_Dataset items_.
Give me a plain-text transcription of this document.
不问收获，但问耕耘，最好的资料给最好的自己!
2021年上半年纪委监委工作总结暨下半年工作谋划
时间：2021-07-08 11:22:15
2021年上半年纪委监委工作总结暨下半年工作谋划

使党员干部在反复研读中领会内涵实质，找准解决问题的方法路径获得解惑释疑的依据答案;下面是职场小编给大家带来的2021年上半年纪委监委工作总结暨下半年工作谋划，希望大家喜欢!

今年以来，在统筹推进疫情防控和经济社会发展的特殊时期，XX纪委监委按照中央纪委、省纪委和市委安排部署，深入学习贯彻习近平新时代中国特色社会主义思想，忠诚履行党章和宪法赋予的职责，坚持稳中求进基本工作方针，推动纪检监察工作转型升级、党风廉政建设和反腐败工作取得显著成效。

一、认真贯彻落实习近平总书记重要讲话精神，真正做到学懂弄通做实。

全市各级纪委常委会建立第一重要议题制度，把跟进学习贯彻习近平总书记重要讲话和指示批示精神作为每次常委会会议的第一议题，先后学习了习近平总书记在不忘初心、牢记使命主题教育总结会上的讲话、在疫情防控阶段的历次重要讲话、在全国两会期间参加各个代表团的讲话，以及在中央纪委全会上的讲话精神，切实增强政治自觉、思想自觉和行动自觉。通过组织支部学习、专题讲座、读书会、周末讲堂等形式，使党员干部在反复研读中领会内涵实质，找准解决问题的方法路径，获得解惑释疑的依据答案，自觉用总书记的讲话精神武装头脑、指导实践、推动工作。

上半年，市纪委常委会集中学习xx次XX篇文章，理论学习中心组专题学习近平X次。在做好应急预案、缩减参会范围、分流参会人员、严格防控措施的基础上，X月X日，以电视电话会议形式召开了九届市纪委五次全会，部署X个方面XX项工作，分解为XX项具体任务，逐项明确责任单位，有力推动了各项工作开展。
* * *
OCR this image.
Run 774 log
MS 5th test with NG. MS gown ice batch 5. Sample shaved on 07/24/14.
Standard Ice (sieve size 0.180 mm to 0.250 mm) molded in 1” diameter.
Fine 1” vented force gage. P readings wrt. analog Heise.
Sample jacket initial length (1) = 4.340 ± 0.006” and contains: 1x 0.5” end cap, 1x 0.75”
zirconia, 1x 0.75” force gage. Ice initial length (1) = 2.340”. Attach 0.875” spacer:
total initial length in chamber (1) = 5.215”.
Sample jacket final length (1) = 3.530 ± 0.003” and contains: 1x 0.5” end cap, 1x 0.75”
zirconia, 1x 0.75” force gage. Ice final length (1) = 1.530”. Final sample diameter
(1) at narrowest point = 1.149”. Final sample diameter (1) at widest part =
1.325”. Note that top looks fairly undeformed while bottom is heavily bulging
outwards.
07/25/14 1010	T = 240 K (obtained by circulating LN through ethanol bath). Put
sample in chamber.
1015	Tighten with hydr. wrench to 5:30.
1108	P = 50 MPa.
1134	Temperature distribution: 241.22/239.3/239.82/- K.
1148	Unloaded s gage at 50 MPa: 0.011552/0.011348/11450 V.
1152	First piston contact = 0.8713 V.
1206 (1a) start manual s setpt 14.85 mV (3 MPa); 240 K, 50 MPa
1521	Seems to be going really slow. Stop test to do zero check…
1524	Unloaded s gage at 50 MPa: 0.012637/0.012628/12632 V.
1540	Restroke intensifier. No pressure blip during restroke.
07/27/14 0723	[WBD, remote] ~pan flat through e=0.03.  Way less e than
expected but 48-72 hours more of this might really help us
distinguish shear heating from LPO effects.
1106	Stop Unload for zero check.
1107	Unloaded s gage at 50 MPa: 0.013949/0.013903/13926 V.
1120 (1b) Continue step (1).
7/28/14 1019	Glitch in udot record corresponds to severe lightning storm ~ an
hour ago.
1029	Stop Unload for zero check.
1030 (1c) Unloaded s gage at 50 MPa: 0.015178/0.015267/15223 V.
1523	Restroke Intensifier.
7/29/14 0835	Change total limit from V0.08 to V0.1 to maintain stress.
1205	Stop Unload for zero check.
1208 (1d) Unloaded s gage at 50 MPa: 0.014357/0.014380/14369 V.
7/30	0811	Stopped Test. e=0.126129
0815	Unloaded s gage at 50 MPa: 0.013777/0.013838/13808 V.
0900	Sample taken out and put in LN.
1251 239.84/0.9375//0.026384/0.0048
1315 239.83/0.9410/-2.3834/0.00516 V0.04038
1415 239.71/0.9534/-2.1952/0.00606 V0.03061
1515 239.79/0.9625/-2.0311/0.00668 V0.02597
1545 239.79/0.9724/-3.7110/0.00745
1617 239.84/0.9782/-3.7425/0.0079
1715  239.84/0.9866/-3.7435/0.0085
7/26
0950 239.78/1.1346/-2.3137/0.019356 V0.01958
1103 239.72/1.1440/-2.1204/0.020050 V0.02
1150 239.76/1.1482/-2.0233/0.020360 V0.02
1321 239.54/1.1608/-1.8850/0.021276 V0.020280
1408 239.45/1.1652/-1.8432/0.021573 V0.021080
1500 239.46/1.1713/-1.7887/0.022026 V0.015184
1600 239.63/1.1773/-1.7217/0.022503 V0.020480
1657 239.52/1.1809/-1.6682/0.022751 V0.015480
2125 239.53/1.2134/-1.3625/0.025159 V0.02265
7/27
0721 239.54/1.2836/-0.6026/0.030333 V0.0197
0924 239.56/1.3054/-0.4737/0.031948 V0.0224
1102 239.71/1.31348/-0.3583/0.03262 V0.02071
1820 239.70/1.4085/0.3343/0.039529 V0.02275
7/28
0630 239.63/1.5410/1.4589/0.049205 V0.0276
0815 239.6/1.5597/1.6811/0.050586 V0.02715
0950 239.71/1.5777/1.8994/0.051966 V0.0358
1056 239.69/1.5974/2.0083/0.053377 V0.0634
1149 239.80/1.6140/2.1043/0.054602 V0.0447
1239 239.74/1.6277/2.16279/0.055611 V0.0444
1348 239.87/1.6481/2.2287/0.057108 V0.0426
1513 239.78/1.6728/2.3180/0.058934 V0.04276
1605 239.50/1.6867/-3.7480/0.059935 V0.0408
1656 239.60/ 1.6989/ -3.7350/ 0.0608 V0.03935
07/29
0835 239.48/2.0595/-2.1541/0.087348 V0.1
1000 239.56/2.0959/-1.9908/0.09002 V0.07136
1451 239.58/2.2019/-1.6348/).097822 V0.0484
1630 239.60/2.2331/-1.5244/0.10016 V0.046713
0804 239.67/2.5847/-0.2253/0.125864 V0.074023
---
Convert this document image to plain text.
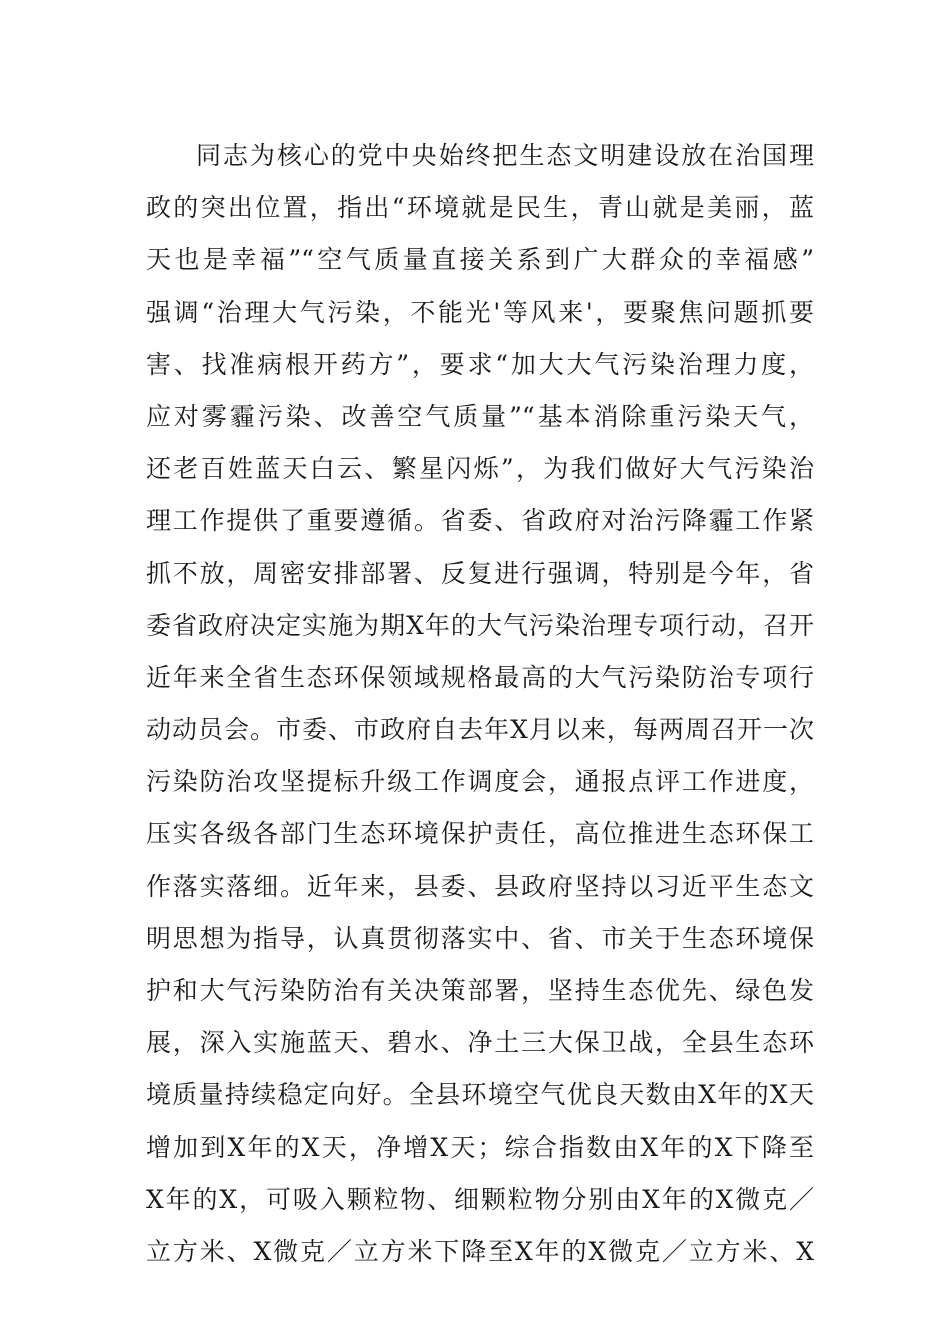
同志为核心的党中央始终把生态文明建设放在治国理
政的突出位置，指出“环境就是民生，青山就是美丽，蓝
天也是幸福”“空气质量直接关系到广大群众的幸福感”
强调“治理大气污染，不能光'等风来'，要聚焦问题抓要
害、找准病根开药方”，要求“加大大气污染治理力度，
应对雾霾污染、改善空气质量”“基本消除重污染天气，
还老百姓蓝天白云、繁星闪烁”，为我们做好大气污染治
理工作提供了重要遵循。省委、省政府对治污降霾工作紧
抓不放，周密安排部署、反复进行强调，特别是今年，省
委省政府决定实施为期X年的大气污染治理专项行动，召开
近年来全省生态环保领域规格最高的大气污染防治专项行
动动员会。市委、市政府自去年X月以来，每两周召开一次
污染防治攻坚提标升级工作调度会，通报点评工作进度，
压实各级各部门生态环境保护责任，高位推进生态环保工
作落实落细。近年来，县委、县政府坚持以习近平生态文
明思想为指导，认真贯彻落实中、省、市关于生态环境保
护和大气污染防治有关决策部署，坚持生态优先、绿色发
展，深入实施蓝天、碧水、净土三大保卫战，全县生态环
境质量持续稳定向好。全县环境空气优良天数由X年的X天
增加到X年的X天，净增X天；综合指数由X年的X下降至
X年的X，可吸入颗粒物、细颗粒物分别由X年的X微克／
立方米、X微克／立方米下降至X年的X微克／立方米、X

_WHAT IS EXPECTED_. Return each line among the entries that holds the word "document".

_RESULT FOR THIS TASK_.
Give me a plain-text transcription of this document.
Convert this document image to plain text.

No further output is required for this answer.